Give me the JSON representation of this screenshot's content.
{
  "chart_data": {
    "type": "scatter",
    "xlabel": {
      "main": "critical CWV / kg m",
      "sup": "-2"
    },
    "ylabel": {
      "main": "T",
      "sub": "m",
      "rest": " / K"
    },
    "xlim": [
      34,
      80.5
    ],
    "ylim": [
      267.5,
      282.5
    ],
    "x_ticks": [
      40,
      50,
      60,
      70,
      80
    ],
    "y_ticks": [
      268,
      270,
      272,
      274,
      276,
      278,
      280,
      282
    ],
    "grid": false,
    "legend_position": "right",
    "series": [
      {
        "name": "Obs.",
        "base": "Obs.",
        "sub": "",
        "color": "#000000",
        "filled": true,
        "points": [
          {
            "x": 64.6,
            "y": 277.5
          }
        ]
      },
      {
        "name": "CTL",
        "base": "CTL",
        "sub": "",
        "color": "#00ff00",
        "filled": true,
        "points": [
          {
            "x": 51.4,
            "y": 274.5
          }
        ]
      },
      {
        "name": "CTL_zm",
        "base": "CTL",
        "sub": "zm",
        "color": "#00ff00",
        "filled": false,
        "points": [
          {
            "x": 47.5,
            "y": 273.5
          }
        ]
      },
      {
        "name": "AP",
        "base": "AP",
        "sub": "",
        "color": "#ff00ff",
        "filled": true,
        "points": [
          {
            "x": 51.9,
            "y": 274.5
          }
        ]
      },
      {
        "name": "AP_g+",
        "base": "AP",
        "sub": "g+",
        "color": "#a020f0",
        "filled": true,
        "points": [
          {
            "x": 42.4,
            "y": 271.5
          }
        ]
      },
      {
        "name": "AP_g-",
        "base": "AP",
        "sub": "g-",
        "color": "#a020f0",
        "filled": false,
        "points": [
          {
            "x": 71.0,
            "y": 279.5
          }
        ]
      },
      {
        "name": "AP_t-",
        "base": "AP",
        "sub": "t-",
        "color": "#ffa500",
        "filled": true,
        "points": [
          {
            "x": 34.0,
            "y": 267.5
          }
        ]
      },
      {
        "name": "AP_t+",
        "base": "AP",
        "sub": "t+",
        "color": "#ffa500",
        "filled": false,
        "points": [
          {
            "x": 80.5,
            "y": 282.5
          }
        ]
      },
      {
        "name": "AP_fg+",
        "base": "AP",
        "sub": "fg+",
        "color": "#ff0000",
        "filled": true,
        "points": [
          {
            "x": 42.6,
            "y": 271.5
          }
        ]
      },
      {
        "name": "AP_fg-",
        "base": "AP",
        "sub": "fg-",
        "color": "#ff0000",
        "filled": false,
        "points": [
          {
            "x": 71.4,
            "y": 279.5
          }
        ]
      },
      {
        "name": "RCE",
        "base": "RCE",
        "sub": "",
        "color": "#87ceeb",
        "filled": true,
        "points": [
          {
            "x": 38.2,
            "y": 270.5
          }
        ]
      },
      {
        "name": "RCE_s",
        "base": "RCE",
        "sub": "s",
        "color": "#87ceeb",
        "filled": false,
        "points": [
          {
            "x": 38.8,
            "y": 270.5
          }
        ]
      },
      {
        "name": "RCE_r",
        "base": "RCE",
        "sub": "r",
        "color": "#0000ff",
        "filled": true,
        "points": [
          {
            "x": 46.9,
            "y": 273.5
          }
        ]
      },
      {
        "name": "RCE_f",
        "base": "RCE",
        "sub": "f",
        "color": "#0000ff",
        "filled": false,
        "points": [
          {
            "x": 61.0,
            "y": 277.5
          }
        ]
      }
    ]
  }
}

....................

- [What is expected]:
Reproduce the listing in full. Keep it exactly as written.

- [Exercise output]:
Give me the JSON representation of this screenshot's content.
{
  "chart_data": {
    "type": "scatter",
    "xlabel": {
      "main": "critical CWV / kg m",
      "sup": "-2"
    },
    "ylabel": {
      "main": "T",
      "sub": "m",
      "rest": " / K"
    },
    "xlim": [
      34,
      80.5
    ],
    "ylim": [
      267.5,
      282.5
    ],
    "x_ticks": [
      40,
      50,
      60,
      70,
      80
    ],
    "y_ticks": [
      268,
      270,
      272,
      274,
      276,
      278,
      280,
      282
    ],
    "grid": false,
    "legend_position": "right",
    "series": [
      {
        "name": "Obs.",
        "base": "Obs.",
        "sub": "",
        "color": "#000000",
        "filled": true,
        "points": [
          {
            "x": 64.6,
            "y": 277.5
          }
        ]
      },
      {
        "name": "CTL",
        "base": "CTL",
        "sub": "",
        "color": "#00ff00",
        "filled": true,
        "points": [
          {
            "x": 51.4,
            "y": 274.5
          }
        ]
      },
      {
        "name": "CTL_zm",
        "base": "CTL",
        "sub": "zm",
        "color": "#00ff00",
        "filled": false,
        "points": [
          {
            "x": 47.5,
            "y": 273.5
          }
        ]
      },
      {
        "name": "AP",
        "base": "AP",
        "sub": "",
        "color": "#ff00ff",
        "filled": true,
        "points": [
          {
            "x": 51.9,
            "y": 274.5
          }
        ]
      },
      {
        "name": "AP_g+",
        "base": "AP",
        "sub": "g+",
        "color": "#a020f0",
        "filled": true,
        "points": [
          {
            "x": 42.4,
            "y": 271.5
          }
        ]
      },
      {
        "name": "AP_g-",
        "base": "AP",
        "sub": "g-",
        "color": "#a020f0",
        "filled": false,
        "points": [
          {
            "x": 71.0,
            "y": 279.5
          }
        ]
      },
      {
        "name": "AP_t-",
        "base": "AP",
        "sub": "t-",
        "color": "#ffa500",
        "filled": true,
        "points": [
          {
            "x": 34.0,
            "y": 267.5
          }
        ]
      },
      {
        "name": "AP_t+",
        "base": "AP",
        "sub": "t+",
        "color": "#ffa500",
        "filled": false,
        "points": [
          {
            "x": 80.5,
            "y": 282.5
          }
        ]
      },
      {
        "name": "AP_fg+",
        "base": "AP",
        "sub": "fg+",
        "color": "#ff0000",
        "filled": true,
        "points": [
          {
            "x": 42.6,
            "y": 271.5
          }
        ]
      },
      {
        "name": "AP_fg-",
        "base": "AP",
        "sub": "fg-",
        "color": "#ff0000",
        "filled": false,
        "points": [
          {
            "x": 71.4,
            "y": 279.5
          }
        ]
      },
      {
        "name": "RCE",
        "base": "RCE",
        "sub": "",
        "color": "#87ceeb",
        "filled": true,
        "points": [
          {
            "x": 38.2,
            "y": 270.5
          }
        ]
      },
      {
        "name": "RCE_s",
        "base": "RCE",
        "sub": "s",
        "color": "#87ceeb",
        "filled": false,
        "points": [
          {
            "x": 38.8,
            "y": 270.5
          }
        ]
      },
      {
        "name": "RCE_r",
        "base": "RCE",
        "sub": "r",
        "color": "#0000ff",
        "filled": true,
        "points": [
          {
            "x": 46.9,
            "y": 273.5
          }
        ]
      },
      {
        "name": "RCE_f",
        "base": "RCE",
        "sub": "f",
        "color": "#0000ff",
        "filled": false,
        "points": [
          {
            "x": 61.0,
            "y": 277.5
          }
        ]
      }
    ]
  }
}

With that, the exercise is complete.